# Records provided
┏━━

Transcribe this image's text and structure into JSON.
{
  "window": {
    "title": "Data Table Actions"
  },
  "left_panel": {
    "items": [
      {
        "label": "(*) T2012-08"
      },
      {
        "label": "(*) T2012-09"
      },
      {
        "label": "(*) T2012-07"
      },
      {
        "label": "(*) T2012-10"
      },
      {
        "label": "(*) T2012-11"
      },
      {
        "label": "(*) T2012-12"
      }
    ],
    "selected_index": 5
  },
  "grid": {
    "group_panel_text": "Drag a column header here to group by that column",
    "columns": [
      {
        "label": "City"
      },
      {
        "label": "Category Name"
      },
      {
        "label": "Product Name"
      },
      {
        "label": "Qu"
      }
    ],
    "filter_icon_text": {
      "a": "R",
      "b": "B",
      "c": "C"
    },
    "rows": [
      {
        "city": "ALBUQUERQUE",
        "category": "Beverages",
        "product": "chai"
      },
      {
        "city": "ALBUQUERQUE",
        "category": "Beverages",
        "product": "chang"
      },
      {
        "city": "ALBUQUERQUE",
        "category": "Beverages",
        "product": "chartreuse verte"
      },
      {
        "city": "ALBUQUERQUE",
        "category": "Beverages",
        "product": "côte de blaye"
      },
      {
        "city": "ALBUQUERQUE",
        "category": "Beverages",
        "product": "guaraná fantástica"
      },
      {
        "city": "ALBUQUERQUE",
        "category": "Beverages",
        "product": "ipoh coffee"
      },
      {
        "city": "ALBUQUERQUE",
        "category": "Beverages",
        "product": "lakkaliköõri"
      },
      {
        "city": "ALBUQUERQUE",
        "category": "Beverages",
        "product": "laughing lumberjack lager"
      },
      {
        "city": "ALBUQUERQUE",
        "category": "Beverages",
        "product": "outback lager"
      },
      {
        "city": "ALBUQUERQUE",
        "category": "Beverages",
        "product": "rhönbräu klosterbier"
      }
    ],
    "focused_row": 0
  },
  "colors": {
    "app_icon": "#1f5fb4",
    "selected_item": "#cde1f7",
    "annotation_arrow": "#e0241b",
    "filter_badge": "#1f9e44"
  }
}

┗━━

# Stated task
Every record should be repeated exactly; please leave none out.

# Finished answer
Transcribe this image's text and structure into JSON.
{
  "window": {
    "title": "Data Table Actions"
  },
  "left_panel": {
    "items": [
      {
        "label": "(*) T2012-08"
      },
      {
        "label": "(*) T2012-09"
      },
      {
        "label": "(*) T2012-07"
      },
      {
        "label": "(*) T2012-10"
      },
      {
        "label": "(*) T2012-11"
      },
      {
        "label": "(*) T2012-12"
      }
    ],
    "selected_index": 5
  },
  "grid": {
    "group_panel_text": "Drag a column header here to group by that column",
    "columns": [
      {
        "label": "City"
      },
      {
        "label": "Category Name"
      },
      {
        "label": "Product Name"
      },
      {
        "label": "Qu"
      }
    ],
    "filter_icon_text": {
      "a": "R",
      "b": "B",
      "c": "C"
    },
    "rows": [
      {
        "city": "ALBUQUERQUE",
        "category": "Beverages",
        "product": "chai"
      },
      {
        "city": "ALBUQUERQUE",
        "category": "Beverages",
        "product": "chang"
      },
      {
        "city": "ALBUQUERQUE",
        "category": "Beverages",
        "product": "chartreuse verte"
      },
      {
        "city": "ALBUQUERQUE",
        "category": "Beverages",
        "product": "côte de blaye"
      },
      {
        "city": "ALBUQUERQUE",
        "category": "Beverages",
        "product": "guaraná fantástica"
      },
      {
        "city": "ALBUQUERQUE",
        "category": "Beverages",
        "product": "ipoh coffee"
      },
      {
        "city": "ALBUQUERQUE",
        "category": "Beverages",
        "product": "lakkaliköõri"
      },
      {
        "city": "ALBUQUERQUE",
        "category": "Beverages",
        "product": "laughing lumberjack lager"
      },
      {
        "city": "ALBUQUERQUE",
        "category": "Beverages",
        "product": "outback lager"
      },
      {
        "city": "ALBUQUERQUE",
        "category": "Beverages",
        "product": "rhönbräu klosterbier"
      }
    ],
    "focused_row": 0
  },
  "colors": {
    "app_icon": "#1f5fb4",
    "selected_item": "#cde1f7",
    "annotation_arrow": "#e0241b",
    "filter_badge": "#1f9e44"
  }
}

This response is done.